● EXERCISE DIRECTIONS:
Write the records out again in full, word for word.

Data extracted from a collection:
-------------------------
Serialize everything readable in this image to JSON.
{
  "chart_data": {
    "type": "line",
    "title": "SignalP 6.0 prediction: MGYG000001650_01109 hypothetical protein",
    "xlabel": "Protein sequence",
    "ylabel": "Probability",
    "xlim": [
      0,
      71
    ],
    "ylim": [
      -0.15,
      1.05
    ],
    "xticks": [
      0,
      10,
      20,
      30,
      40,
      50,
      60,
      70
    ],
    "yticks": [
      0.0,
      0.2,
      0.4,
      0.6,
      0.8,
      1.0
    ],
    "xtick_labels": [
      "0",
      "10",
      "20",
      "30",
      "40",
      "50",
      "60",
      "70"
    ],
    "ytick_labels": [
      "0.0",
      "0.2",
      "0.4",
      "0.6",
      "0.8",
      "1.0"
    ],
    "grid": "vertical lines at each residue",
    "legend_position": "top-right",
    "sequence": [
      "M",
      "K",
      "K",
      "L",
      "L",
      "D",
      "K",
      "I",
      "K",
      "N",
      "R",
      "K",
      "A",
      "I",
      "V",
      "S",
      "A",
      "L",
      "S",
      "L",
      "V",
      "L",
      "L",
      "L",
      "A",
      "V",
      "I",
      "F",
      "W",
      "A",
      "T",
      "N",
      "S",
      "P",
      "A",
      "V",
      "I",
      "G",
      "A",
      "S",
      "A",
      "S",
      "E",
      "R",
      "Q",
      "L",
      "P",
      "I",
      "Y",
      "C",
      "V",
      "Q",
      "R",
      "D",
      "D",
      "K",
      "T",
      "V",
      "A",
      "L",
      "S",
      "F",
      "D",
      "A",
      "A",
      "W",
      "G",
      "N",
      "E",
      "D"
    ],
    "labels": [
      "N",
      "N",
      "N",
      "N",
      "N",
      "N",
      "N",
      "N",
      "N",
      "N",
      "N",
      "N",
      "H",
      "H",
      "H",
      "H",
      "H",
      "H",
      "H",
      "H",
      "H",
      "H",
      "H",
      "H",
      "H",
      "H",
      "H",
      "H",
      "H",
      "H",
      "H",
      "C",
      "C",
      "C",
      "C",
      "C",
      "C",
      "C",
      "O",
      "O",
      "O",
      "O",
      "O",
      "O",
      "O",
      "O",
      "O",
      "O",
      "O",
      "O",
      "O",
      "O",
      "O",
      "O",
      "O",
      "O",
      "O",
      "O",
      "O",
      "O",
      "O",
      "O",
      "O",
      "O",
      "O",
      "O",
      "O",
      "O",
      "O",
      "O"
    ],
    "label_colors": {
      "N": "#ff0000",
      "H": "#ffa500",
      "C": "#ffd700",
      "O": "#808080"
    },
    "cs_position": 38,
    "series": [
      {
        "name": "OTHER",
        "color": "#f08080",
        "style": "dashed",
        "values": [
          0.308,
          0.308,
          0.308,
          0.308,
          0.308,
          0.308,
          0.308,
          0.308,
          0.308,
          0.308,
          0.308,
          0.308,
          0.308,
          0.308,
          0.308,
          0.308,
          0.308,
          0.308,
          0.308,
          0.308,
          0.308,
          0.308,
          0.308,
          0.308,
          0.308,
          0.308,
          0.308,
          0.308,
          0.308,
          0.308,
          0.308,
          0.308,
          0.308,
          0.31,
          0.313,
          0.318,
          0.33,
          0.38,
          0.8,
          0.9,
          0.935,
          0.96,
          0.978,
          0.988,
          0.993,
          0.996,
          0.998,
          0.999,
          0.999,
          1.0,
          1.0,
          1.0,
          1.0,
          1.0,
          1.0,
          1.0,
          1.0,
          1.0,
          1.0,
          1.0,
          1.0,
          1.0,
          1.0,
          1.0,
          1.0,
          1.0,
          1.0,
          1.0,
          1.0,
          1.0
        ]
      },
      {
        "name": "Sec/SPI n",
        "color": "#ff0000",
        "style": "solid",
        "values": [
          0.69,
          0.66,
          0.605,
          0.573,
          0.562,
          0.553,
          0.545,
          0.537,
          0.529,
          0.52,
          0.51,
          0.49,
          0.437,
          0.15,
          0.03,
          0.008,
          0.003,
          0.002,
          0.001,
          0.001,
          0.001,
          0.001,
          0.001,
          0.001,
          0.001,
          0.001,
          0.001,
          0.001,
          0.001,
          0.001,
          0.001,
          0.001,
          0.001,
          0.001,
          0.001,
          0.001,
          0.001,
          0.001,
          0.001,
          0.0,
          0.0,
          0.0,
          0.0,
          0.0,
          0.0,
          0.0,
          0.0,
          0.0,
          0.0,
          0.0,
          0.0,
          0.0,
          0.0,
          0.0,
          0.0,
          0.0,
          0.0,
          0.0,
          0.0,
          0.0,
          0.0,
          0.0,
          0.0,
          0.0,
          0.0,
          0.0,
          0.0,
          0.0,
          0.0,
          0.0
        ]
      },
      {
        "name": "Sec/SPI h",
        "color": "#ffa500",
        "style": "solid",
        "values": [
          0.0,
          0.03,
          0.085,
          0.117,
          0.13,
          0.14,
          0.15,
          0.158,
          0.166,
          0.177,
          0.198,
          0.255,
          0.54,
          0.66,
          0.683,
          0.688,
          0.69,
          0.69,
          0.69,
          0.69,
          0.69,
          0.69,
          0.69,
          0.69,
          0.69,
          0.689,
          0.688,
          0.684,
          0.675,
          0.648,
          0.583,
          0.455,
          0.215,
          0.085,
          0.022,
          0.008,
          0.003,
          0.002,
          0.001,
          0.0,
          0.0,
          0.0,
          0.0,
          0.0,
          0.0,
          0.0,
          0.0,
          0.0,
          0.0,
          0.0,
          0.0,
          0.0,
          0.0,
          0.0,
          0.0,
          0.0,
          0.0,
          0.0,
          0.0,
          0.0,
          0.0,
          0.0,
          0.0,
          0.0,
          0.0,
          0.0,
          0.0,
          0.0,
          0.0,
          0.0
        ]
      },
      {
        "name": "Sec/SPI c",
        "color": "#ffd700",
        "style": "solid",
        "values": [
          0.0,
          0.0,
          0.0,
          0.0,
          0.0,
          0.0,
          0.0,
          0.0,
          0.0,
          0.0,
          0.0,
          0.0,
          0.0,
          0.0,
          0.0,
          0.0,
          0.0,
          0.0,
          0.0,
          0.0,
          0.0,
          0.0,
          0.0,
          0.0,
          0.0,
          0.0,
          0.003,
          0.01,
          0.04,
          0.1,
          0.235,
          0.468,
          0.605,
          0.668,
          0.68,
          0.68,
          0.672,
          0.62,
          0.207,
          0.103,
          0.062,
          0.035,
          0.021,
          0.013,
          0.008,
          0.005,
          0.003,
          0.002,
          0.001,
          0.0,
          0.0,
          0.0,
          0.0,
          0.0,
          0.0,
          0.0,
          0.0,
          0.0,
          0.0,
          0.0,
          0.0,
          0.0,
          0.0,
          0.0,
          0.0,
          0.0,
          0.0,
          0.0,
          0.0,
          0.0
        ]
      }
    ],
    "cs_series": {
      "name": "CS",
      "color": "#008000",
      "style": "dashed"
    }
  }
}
-------------------------
● COMPLETED TASK:
Serialize everything readable in this image to JSON.
{
  "chart_data": {
    "type": "line",
    "title": "SignalP 6.0 prediction: MGYG000001650_01109 hypothetical protein",
    "xlabel": "Protein sequence",
    "ylabel": "Probability",
    "xlim": [
      0,
      71
    ],
    "ylim": [
      -0.15,
      1.05
    ],
    "xticks": [
      0,
      10,
      20,
      30,
      40,
      50,
      60,
      70
    ],
    "yticks": [
      0.0,
      0.2,
      0.4,
      0.6,
      0.8,
      1.0
    ],
    "xtick_labels": [
      "0",
      "10",
      "20",
      "30",
      "40",
      "50",
      "60",
      "70"
    ],
    "ytick_labels": [
      "0.0",
      "0.2",
      "0.4",
      "0.6",
      "0.8",
      "1.0"
    ],
    "grid": "vertical lines at each residue",
    "legend_position": "top-right",
    "sequence": [
      "M",
      "K",
      "K",
      "L",
      "L",
      "D",
      "K",
      "I",
      "K",
      "N",
      "R",
      "K",
      "A",
      "I",
      "V",
      "S",
      "A",
      "L",
      "S",
      "L",
      "V",
      "L",
      "L",
      "L",
      "A",
      "V",
      "I",
      "F",
      "W",
      "A",
      "T",
      "N",
      "S",
      "P",
      "A",
      "V",
      "I",
      "G",
      "A",
      "S",
      "A",
      "S",
      "E",
      "R",
      "Q",
      "L",
      "P",
      "I",
      "Y",
      "C",
      "V",
      "Q",
      "R",
      "D",
      "D",
      "K",
      "T",
      "V",
      "A",
      "L",
      "S",
      "F",
      "D",
      "A",
      "A",
      "W",
      "G",
      "N",
      "E",
      "D"
    ],
    "labels": [
      "N",
      "N",
      "N",
      "N",
      "N",
      "N",
      "N",
      "N",
      "N",
      "N",
      "N",
      "N",
      "H",
      "H",
      "H",
      "H",
      "H",
      "H",
      "H",
      "H",
      "H",
      "H",
      "H",
      "H",
      "H",
      "H",
      "H",
      "H",
      "H",
      "H",
      "H",
      "C",
      "C",
      "C",
      "C",
      "C",
      "C",
      "C",
      "O",
      "O",
      "O",
      "O",
      "O",
      "O",
      "O",
      "O",
      "O",
      "O",
      "O",
      "O",
      "O",
      "O",
      "O",
      "O",
      "O",
      "O",
      "O",
      "O",
      "O",
      "O",
      "O",
      "O",
      "O",
      "O",
      "O",
      "O",
      "O",
      "O",
      "O",
      "O"
    ],
    "label_colors": {
      "N": "#ff0000",
      "H": "#ffa500",
      "C": "#ffd700",
      "O": "#808080"
    },
    "cs_position": 38,
    "series": [
      {
        "name": "OTHER",
        "color": "#f08080",
        "style": "dashed",
        "values": [
          0.308,
          0.308,
          0.308,
          0.308,
          0.308,
          0.308,
          0.308,
          0.308,
          0.308,
          0.308,
          0.308,
          0.308,
          0.308,
          0.308,
          0.308,
          0.308,
          0.308,
          0.308,
          0.308,
          0.308,
          0.308,
          0.308,
          0.308,
          0.308,
          0.308,
          0.308,
          0.308,
          0.308,
          0.308,
          0.308,
          0.308,
          0.308,
          0.308,
          0.31,
          0.313,
          0.318,
          0.33,
          0.38,
          0.8,
          0.9,
          0.935,
          0.96,
          0.978,
          0.988,
          0.993,
          0.996,
          0.998,
          0.999,
          0.999,
          1.0,
          1.0,
          1.0,
          1.0,
          1.0,
          1.0,
          1.0,
          1.0,
          1.0,
          1.0,
          1.0,
          1.0,
          1.0,
          1.0,
          1.0,
          1.0,
          1.0,
          1.0,
          1.0,
          1.0,
          1.0
        ]
      },
      {
        "name": "Sec/SPI n",
        "color": "#ff0000",
        "style": "solid",
        "values": [
          0.69,
          0.66,
          0.605,
          0.573,
          0.562,
          0.553,
          0.545,
          0.537,
          0.529,
          0.52,
          0.51,
          0.49,
          0.437,
          0.15,
          0.03,
          0.008,
          0.003,
          0.002,
          0.001,
          0.001,
          0.001,
          0.001,
          0.001,
          0.001,
          0.001,
          0.001,
          0.001,
          0.001,
          0.001,
          0.001,
          0.001,
          0.001,
          0.001,
          0.001,
          0.001,
          0.001,
          0.001,
          0.001,
          0.001,
          0.0,
          0.0,
          0.0,
          0.0,
          0.0,
          0.0,
          0.0,
          0.0,
          0.0,
          0.0,
          0.0,
          0.0,
          0.0,
          0.0,
          0.0,
          0.0,
          0.0,
          0.0,
          0.0,
          0.0,
          0.0,
          0.0,
          0.0,
          0.0,
          0.0,
          0.0,
          0.0,
          0.0,
          0.0,
          0.0,
          0.0
        ]
      },
      {
        "name": "Sec/SPI h",
        "color": "#ffa500",
        "style": "solid",
        "values": [
          0.0,
          0.03,
          0.085,
          0.117,
          0.13,
          0.14,
          0.15,
          0.158,
          0.166,
          0.177,
          0.198,
          0.255,
          0.54,
          0.66,
          0.683,
          0.688,
          0.69,
          0.69,
          0.69,
          0.69,
          0.69,
          0.69,
          0.69,
          0.69,
          0.69,
          0.689,
          0.688,
          0.684,
          0.675,
          0.648,
          0.583,
          0.455,
          0.215,
          0.085,
          0.022,
          0.008,
          0.003,
          0.002,
          0.001,
          0.0,
          0.0,
          0.0,
          0.0,
          0.0,
          0.0,
          0.0,
          0.0,
          0.0,
          0.0,
          0.0,
          0.0,
          0.0,
          0.0,
          0.0,
          0.0,
          0.0,
          0.0,
          0.0,
          0.0,
          0.0,
          0.0,
          0.0,
          0.0,
          0.0,
          0.0,
          0.0,
          0.0,
          0.0,
          0.0,
          0.0
        ]
      },
      {
        "name": "Sec/SPI c",
        "color": "#ffd700",
        "style": "solid",
        "values": [
          0.0,
          0.0,
          0.0,
          0.0,
          0.0,
          0.0,
          0.0,
          0.0,
          0.0,
          0.0,
          0.0,
          0.0,
          0.0,
          0.0,
          0.0,
          0.0,
          0.0,
          0.0,
          0.0,
          0.0,
          0.0,
          0.0,
          0.0,
          0.0,
          0.0,
          0.0,
          0.003,
          0.01,
          0.04,
          0.1,
          0.235,
          0.468,
          0.605,
          0.668,
          0.68,
          0.68,
          0.672,
          0.62,
          0.207,
          0.103,
          0.062,
          0.035,
          0.021,
          0.013,
          0.008,
          0.005,
          0.003,
          0.002,
          0.001,
          0.0,
          0.0,
          0.0,
          0.0,
          0.0,
          0.0,
          0.0,
          0.0,
          0.0,
          0.0,
          0.0,
          0.0,
          0.0,
          0.0,
          0.0,
          0.0,
          0.0,
          0.0,
          0.0,
          0.0,
          0.0
        ]
      }
    ],
    "cs_series": {
      "name": "CS",
      "color": "#008000",
      "style": "dashed"
    }
  }
}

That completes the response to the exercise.